═══ The data

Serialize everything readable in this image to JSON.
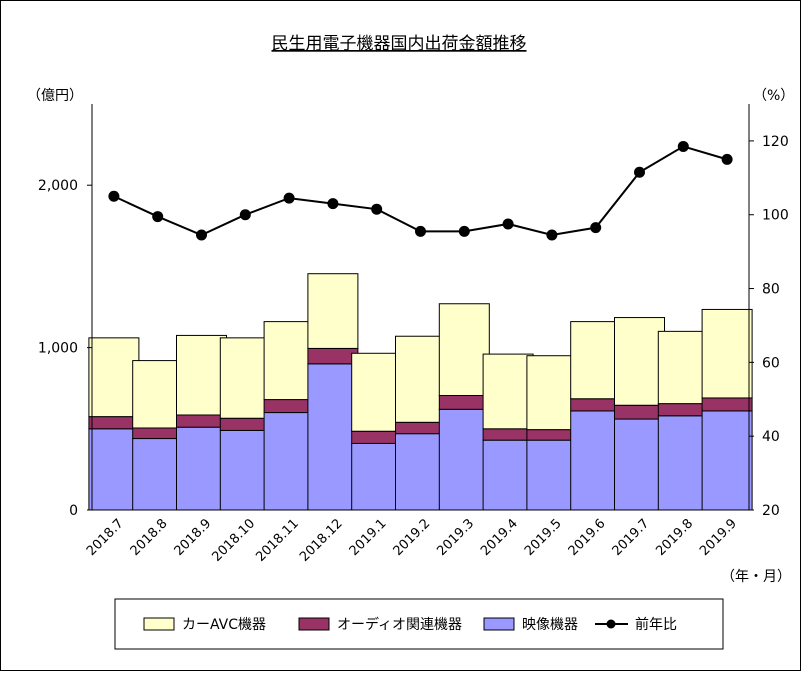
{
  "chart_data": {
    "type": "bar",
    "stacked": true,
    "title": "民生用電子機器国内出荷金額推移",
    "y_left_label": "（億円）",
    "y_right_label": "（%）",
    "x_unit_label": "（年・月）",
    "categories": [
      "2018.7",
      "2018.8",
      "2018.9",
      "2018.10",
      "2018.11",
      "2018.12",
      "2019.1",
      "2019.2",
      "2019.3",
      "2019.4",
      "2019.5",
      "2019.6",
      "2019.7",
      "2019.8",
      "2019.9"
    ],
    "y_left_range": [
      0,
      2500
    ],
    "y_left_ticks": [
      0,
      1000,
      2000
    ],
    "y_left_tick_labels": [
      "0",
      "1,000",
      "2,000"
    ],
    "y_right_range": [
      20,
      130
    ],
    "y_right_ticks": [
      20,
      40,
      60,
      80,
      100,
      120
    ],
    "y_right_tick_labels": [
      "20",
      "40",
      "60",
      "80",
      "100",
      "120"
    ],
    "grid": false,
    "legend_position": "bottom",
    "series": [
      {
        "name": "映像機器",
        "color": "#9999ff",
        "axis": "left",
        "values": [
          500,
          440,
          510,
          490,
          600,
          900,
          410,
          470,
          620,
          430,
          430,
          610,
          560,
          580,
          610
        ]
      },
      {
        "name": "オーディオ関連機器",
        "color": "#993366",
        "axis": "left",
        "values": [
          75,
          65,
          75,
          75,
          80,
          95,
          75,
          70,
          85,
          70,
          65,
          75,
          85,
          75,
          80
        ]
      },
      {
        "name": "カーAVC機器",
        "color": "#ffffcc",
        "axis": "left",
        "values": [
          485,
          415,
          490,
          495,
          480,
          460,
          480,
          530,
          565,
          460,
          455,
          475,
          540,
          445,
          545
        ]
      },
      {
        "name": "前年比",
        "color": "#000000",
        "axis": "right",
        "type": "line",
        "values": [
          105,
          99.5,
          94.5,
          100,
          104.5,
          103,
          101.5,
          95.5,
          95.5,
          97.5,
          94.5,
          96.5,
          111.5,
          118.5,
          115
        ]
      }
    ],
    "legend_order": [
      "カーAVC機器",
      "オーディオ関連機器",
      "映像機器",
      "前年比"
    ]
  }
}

══════
═══ The data

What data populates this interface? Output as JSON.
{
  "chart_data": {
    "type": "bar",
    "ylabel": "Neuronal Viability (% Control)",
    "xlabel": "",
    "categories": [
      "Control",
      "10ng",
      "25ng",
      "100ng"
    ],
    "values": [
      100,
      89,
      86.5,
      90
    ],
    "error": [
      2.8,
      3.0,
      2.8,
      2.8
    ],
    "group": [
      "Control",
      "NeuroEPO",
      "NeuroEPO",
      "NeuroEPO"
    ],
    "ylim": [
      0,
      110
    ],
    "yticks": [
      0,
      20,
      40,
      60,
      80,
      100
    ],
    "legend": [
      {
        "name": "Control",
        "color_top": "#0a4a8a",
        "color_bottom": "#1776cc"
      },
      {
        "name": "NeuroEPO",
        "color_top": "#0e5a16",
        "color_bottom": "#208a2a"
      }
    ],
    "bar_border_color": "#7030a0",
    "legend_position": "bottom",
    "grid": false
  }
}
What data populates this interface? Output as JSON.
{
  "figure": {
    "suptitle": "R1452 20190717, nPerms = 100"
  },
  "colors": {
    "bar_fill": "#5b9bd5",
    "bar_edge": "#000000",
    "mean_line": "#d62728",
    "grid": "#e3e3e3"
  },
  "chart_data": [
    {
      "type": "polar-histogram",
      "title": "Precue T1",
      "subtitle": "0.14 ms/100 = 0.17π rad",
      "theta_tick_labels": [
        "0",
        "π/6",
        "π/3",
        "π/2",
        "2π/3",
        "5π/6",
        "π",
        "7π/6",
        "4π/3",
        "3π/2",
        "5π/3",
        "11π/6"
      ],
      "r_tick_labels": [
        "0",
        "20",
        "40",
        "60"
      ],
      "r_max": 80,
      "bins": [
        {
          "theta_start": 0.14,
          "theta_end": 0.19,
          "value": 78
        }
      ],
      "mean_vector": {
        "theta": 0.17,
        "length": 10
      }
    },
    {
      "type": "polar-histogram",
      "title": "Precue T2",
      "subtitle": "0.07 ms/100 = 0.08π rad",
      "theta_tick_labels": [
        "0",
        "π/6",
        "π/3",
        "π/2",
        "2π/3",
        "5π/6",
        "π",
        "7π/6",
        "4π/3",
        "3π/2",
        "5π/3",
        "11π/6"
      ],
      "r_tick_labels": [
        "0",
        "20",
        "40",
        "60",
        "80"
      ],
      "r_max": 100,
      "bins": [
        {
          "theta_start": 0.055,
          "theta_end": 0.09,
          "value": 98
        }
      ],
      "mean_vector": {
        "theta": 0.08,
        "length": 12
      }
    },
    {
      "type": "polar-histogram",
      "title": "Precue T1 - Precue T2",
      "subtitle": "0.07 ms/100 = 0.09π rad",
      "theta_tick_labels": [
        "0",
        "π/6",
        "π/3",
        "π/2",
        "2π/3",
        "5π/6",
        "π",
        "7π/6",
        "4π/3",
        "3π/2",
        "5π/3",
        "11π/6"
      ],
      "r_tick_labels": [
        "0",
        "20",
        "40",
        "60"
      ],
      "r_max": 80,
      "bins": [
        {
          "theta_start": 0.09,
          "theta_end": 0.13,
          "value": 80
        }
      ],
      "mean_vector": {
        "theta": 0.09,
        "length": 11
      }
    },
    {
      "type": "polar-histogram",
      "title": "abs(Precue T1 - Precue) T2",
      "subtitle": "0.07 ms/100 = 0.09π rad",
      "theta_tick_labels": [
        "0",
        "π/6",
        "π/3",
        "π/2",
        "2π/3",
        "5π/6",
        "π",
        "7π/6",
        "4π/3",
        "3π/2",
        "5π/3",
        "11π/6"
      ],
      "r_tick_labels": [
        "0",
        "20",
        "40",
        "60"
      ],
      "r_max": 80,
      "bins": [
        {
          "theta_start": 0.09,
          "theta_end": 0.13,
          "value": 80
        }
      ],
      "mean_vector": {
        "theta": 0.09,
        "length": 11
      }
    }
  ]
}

══════
═══ The data

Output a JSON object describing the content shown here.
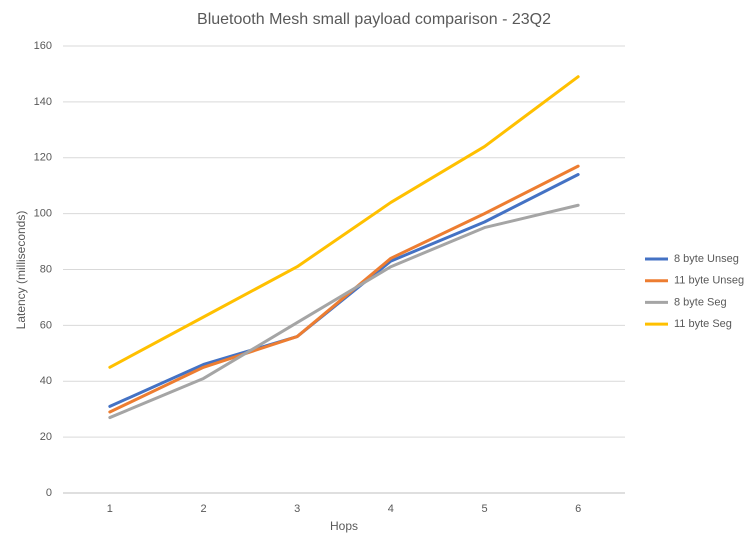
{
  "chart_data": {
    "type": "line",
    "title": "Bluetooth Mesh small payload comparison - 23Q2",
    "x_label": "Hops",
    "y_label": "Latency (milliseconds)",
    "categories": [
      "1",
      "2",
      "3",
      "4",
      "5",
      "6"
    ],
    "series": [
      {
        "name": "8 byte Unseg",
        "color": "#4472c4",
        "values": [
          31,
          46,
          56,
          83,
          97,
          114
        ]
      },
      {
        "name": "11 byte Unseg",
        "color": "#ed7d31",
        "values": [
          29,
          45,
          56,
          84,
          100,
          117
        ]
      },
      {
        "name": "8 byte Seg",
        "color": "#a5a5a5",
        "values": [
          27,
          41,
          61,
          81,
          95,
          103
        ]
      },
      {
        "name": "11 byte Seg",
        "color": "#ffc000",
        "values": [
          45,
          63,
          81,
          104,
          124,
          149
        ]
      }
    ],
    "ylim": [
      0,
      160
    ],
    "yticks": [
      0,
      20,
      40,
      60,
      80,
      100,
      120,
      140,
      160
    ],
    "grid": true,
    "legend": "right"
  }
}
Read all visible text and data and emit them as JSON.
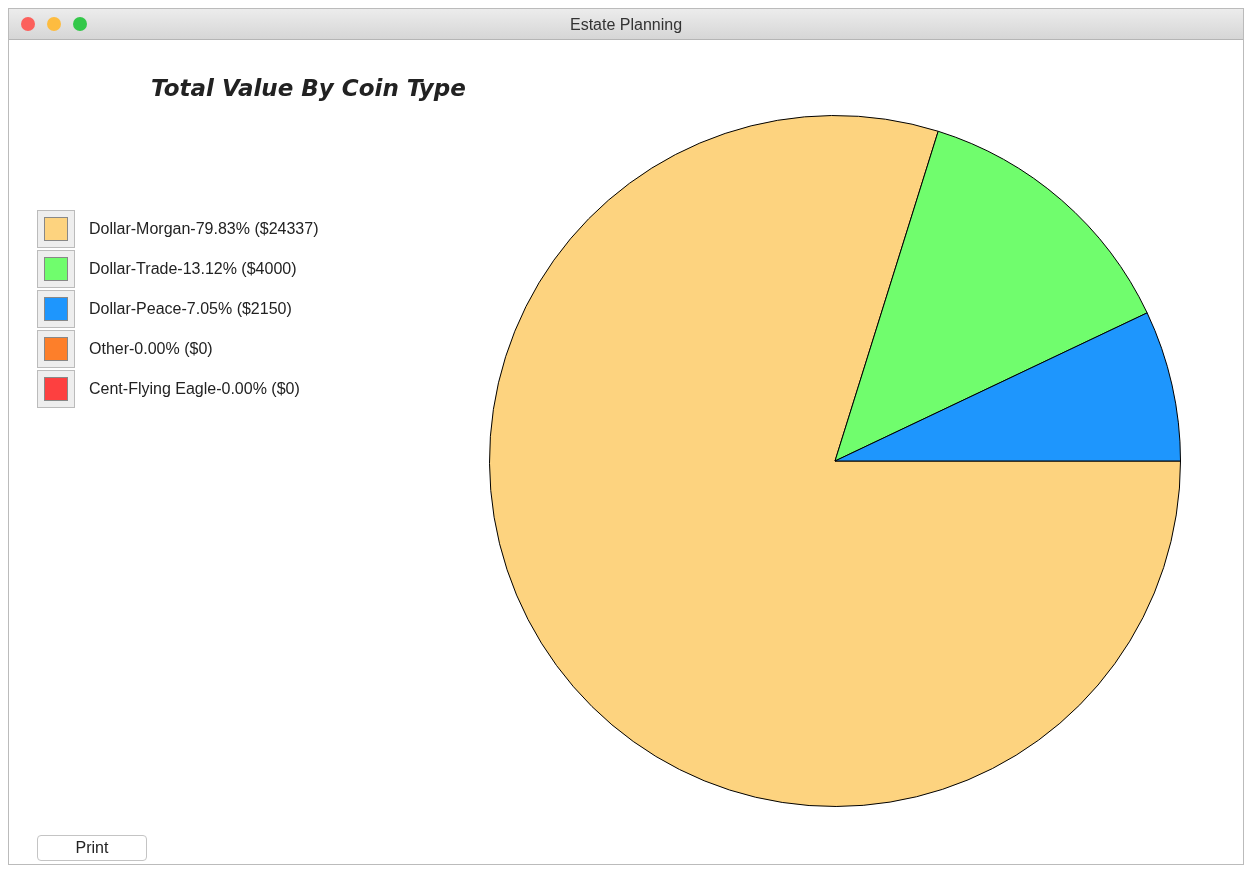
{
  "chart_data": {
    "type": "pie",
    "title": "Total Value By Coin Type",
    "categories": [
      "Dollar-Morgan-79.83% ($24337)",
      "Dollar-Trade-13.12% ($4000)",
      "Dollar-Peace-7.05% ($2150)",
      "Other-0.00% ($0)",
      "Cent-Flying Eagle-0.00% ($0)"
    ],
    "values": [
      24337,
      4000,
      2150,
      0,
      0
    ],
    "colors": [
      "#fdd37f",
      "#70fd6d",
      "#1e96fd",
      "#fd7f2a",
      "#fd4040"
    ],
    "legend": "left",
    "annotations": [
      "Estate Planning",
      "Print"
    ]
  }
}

══════

- [What is expected]:
From the material above, gather all lines that include the string "Dollar" and copy them.

- [Exercise solution]:
      "Dollar-Morgan-79.83% ($24337)",
      "Dollar-Trade-13.12% ($4000)",
      "Dollar-Peace-7.05% ($2150)",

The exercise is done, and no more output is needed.